Stored entries:
------------------------------------------------------------
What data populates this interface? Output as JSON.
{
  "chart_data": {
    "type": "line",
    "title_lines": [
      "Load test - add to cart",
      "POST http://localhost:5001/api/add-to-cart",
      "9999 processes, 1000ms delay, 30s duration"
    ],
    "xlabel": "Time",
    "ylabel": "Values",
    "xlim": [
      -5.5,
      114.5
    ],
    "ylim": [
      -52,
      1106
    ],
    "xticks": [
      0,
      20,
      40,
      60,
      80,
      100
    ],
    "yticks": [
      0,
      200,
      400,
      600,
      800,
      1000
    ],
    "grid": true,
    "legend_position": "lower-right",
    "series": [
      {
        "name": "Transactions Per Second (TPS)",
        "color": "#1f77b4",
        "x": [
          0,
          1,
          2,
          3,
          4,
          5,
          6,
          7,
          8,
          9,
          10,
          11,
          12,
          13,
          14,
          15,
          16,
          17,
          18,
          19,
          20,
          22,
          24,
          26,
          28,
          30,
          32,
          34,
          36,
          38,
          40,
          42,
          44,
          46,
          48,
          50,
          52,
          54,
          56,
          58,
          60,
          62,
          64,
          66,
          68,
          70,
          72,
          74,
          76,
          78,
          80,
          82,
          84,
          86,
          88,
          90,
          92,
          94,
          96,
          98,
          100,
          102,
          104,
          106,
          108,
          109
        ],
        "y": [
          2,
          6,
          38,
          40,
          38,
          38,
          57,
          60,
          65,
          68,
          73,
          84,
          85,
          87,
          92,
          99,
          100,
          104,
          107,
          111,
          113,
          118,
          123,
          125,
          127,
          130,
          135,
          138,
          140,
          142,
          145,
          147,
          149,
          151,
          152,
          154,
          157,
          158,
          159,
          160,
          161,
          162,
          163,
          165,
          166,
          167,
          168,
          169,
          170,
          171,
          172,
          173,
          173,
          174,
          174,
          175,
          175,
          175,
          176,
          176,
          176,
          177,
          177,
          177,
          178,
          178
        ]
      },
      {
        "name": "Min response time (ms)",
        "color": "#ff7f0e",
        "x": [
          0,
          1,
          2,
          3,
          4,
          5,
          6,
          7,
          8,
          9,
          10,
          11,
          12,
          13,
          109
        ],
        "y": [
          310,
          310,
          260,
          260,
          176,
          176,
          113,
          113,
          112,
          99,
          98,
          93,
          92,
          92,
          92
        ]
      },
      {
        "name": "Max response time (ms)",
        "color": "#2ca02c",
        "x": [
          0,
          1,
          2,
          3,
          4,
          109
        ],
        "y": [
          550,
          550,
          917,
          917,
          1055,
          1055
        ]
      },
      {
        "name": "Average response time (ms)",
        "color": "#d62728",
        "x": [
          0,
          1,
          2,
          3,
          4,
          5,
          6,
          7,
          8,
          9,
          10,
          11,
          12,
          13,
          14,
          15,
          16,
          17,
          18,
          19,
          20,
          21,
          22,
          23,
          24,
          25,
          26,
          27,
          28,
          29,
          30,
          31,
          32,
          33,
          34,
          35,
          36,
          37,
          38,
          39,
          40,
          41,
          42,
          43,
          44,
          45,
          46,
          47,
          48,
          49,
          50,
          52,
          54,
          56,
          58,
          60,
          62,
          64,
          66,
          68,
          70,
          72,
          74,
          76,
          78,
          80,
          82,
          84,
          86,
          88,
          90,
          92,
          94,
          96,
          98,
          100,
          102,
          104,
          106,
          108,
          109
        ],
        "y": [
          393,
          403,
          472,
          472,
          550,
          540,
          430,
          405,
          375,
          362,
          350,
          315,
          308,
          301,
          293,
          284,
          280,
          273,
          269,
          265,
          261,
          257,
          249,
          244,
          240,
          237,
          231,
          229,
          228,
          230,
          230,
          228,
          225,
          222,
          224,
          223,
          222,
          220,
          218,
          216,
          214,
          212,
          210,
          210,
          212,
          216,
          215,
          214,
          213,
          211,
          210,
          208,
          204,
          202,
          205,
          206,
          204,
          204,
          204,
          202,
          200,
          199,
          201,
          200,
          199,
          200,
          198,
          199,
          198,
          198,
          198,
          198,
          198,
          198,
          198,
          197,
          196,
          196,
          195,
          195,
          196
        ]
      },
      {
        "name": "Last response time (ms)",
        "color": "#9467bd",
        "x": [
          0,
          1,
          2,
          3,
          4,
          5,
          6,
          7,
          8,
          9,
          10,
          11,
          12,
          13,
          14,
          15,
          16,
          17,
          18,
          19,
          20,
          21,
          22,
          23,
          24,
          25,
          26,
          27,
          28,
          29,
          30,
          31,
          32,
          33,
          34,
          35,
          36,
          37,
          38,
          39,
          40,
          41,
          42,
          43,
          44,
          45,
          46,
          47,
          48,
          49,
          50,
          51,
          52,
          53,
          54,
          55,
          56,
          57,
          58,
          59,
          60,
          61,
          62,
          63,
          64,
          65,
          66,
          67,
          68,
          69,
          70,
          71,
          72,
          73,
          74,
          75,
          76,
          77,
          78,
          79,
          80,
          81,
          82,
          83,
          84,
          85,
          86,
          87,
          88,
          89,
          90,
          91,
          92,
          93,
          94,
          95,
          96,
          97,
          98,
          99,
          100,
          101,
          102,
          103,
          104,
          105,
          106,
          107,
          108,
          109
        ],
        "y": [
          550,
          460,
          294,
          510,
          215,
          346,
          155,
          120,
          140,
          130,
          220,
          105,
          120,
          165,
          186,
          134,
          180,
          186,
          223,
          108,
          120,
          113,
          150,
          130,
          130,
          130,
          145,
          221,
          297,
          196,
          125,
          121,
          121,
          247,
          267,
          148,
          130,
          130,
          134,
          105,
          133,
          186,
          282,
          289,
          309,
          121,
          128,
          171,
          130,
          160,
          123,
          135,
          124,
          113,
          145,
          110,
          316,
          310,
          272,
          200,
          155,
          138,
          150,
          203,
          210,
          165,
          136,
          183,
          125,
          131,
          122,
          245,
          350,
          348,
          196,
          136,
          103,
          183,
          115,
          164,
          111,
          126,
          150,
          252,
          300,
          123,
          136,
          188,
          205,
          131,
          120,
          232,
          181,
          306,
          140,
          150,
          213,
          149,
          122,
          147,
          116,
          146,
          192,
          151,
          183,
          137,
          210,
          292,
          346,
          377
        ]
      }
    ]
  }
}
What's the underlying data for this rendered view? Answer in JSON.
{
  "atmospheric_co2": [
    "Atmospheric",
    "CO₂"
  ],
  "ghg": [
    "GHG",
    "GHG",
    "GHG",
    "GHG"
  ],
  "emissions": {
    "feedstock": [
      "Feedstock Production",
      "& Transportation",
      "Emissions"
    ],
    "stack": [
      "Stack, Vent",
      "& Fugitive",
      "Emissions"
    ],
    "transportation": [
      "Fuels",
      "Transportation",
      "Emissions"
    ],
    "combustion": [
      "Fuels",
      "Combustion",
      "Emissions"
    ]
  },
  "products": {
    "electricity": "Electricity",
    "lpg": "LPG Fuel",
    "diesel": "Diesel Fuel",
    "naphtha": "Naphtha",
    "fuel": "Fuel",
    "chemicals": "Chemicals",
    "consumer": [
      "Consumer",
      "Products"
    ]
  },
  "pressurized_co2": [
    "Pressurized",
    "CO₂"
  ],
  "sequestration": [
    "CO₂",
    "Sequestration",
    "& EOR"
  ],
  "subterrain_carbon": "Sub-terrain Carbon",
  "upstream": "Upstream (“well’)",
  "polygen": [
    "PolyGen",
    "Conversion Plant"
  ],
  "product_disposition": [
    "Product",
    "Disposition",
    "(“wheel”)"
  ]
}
------------------------------------------------------------
Task to carry out: Transcribe the data. Leave every line exactly as it is.

Answer for the task:
What data populates this interface? Output as JSON.
{
  "chart_data": {
    "type": "line",
    "title_lines": [
      "Load test - add to cart",
      "POST http://localhost:5001/api/add-to-cart",
      "9999 processes, 1000ms delay, 30s duration"
    ],
    "xlabel": "Time",
    "ylabel": "Values",
    "xlim": [
      -5.5,
      114.5
    ],
    "ylim": [
      -52,
      1106
    ],
    "xticks": [
      0,
      20,
      40,
      60,
      80,
      100
    ],
    "yticks": [
      0,
      200,
      400,
      600,
      800,
      1000
    ],
    "grid": true,
    "legend_position": "lower-right",
    "series": [
      {
        "name": "Transactions Per Second (TPS)",
        "color": "#1f77b4",
        "x": [
          0,
          1,
          2,
          3,
          4,
          5,
          6,
          7,
          8,
          9,
          10,
          11,
          12,
          13,
          14,
          15,
          16,
          17,
          18,
          19,
          20,
          22,
          24,
          26,
          28,
          30,
          32,
          34,
          36,
          38,
          40,
          42,
          44,
          46,
          48,
          50,
          52,
          54,
          56,
          58,
          60,
          62,
          64,
          66,
          68,
          70,
          72,
          74,
          76,
          78,
          80,
          82,
          84,
          86,
          88,
          90,
          92,
          94,
          96,
          98,
          100,
          102,
          104,
          106,
          108,
          109
        ],
        "y": [
          2,
          6,
          38,
          40,
          38,
          38,
          57,
          60,
          65,
          68,
          73,
          84,
          85,
          87,
          92,
          99,
          100,
          104,
          107,
          111,
          113,
          118,
          123,
          125,
          127,
          130,
          135,
          138,
          140,
          142,
          145,
          147,
          149,
          151,
          152,
          154,
          157,
          158,
          159,
          160,
          161,
          162,
          163,
          165,
          166,
          167,
          168,
          169,
          170,
          171,
          172,
          173,
          173,
          174,
          174,
          175,
          175,
          175,
          176,
          176,
          176,
          177,
          177,
          177,
          178,
          178
        ]
      },
      {
        "name": "Min response time (ms)",
        "color": "#ff7f0e",
        "x": [
          0,
          1,
          2,
          3,
          4,
          5,
          6,
          7,
          8,
          9,
          10,
          11,
          12,
          13,
          109
        ],
        "y": [
          310,
          310,
          260,
          260,
          176,
          176,
          113,
          113,
          112,
          99,
          98,
          93,
          92,
          92,
          92
        ]
      },
      {
        "name": "Max response time (ms)",
        "color": "#2ca02c",
        "x": [
          0,
          1,
          2,
          3,
          4,
          109
        ],
        "y": [
          550,
          550,
          917,
          917,
          1055,
          1055
        ]
      },
      {
        "name": "Average response time (ms)",
        "color": "#d62728",
        "x": [
          0,
          1,
          2,
          3,
          4,
          5,
          6,
          7,
          8,
          9,
          10,
          11,
          12,
          13,
          14,
          15,
          16,
          17,
          18,
          19,
          20,
          21,
          22,
          23,
          24,
          25,
          26,
          27,
          28,
          29,
          30,
          31,
          32,
          33,
          34,
          35,
          36,
          37,
          38,
          39,
          40,
          41,
          42,
          43,
          44,
          45,
          46,
          47,
          48,
          49,
          50,
          52,
          54,
          56,
          58,
          60,
          62,
          64,
          66,
          68,
          70,
          72,
          74,
          76,
          78,
          80,
          82,
          84,
          86,
          88,
          90,
          92,
          94,
          96,
          98,
          100,
          102,
          104,
          106,
          108,
          109
        ],
        "y": [
          393,
          403,
          472,
          472,
          550,
          540,
          430,
          405,
          375,
          362,
          350,
          315,
          308,
          301,
          293,
          284,
          280,
          273,
          269,
          265,
          261,
          257,
          249,
          244,
          240,
          237,
          231,
          229,
          228,
          230,
          230,
          228,
          225,
          222,
          224,
          223,
          222,
          220,
          218,
          216,
          214,
          212,
          210,
          210,
          212,
          216,
          215,
          214,
          213,
          211,
          210,
          208,
          204,
          202,
          205,
          206,
          204,
          204,
          204,
          202,
          200,
          199,
          201,
          200,
          199,
          200,
          198,
          199,
          198,
          198,
          198,
          198,
          198,
          198,
          198,
          197,
          196,
          196,
          195,
          195,
          196
        ]
      },
      {
        "name": "Last response time (ms)",
        "color": "#9467bd",
        "x": [
          0,
          1,
          2,
          3,
          4,
          5,
          6,
          7,
          8,
          9,
          10,
          11,
          12,
          13,
          14,
          15,
          16,
          17,
          18,
          19,
          20,
          21,
          22,
          23,
          24,
          25,
          26,
          27,
          28,
          29,
          30,
          31,
          32,
          33,
          34,
          35,
          36,
          37,
          38,
          39,
          40,
          41,
          42,
          43,
          44,
          45,
          46,
          47,
          48,
          49,
          50,
          51,
          52,
          53,
          54,
          55,
          56,
          57,
          58,
          59,
          60,
          61,
          62,
          63,
          64,
          65,
          66,
          67,
          68,
          69,
          70,
          71,
          72,
          73,
          74,
          75,
          76,
          77,
          78,
          79,
          80,
          81,
          82,
          83,
          84,
          85,
          86,
          87,
          88,
          89,
          90,
          91,
          92,
          93,
          94,
          95,
          96,
          97,
          98,
          99,
          100,
          101,
          102,
          103,
          104,
          105,
          106,
          107,
          108,
          109
        ],
        "y": [
          550,
          460,
          294,
          510,
          215,
          346,
          155,
          120,
          140,
          130,
          220,
          105,
          120,
          165,
          186,
          134,
          180,
          186,
          223,
          108,
          120,
          113,
          150,
          130,
          130,
          130,
          145,
          221,
          297,
          196,
          125,
          121,
          121,
          247,
          267,
          148,
          130,
          130,
          134,
          105,
          133,
          186,
          282,
          289,
          309,
          121,
          128,
          171,
          130,
          160,
          123,
          135,
          124,
          113,
          145,
          110,
          316,
          310,
          272,
          200,
          155,
          138,
          150,
          203,
          210,
          165,
          136,
          183,
          125,
          131,
          122,
          245,
          350,
          348,
          196,
          136,
          103,
          183,
          115,
          164,
          111,
          126,
          150,
          252,
          300,
          123,
          136,
          188,
          205,
          131,
          120,
          232,
          181,
          306,
          140,
          150,
          213,
          149,
          122,
          147,
          116,
          146,
          192,
          151,
          183,
          137,
          210,
          292,
          346,
          377
        ]
      }
    ]
  }
}
What's the underlying data for this rendered view? Answer in JSON.
{
  "atmospheric_co2": [
    "Atmospheric",
    "CO₂"
  ],
  "ghg": [
    "GHG",
    "GHG",
    "GHG",
    "GHG"
  ],
  "emissions": {
    "feedstock": [
      "Feedstock Production",
      "& Transportation",
      "Emissions"
    ],
    "stack": [
      "Stack, Vent",
      "& Fugitive",
      "Emissions"
    ],
    "transportation": [
      "Fuels",
      "Transportation",
      "Emissions"
    ],
    "combustion": [
      "Fuels",
      "Combustion",
      "Emissions"
    ]
  },
  "products": {
    "electricity": "Electricity",
    "lpg": "LPG Fuel",
    "diesel": "Diesel Fuel",
    "naphtha": "Naphtha",
    "fuel": "Fuel",
    "chemicals": "Chemicals",
    "consumer": [
      "Consumer",
      "Products"
    ]
  },
  "pressurized_co2": [
    "Pressurized",
    "CO₂"
  ],
  "sequestration": [
    "CO₂",
    "Sequestration",
    "& EOR"
  ],
  "subterrain_carbon": "Sub-terrain Carbon",
  "upstream": "Upstream (“well’)",
  "polygen": [
    "PolyGen",
    "Conversion Plant"
  ],
  "product_disposition": [
    "Product",
    "Disposition",
    "(“wheel”)"
  ]
}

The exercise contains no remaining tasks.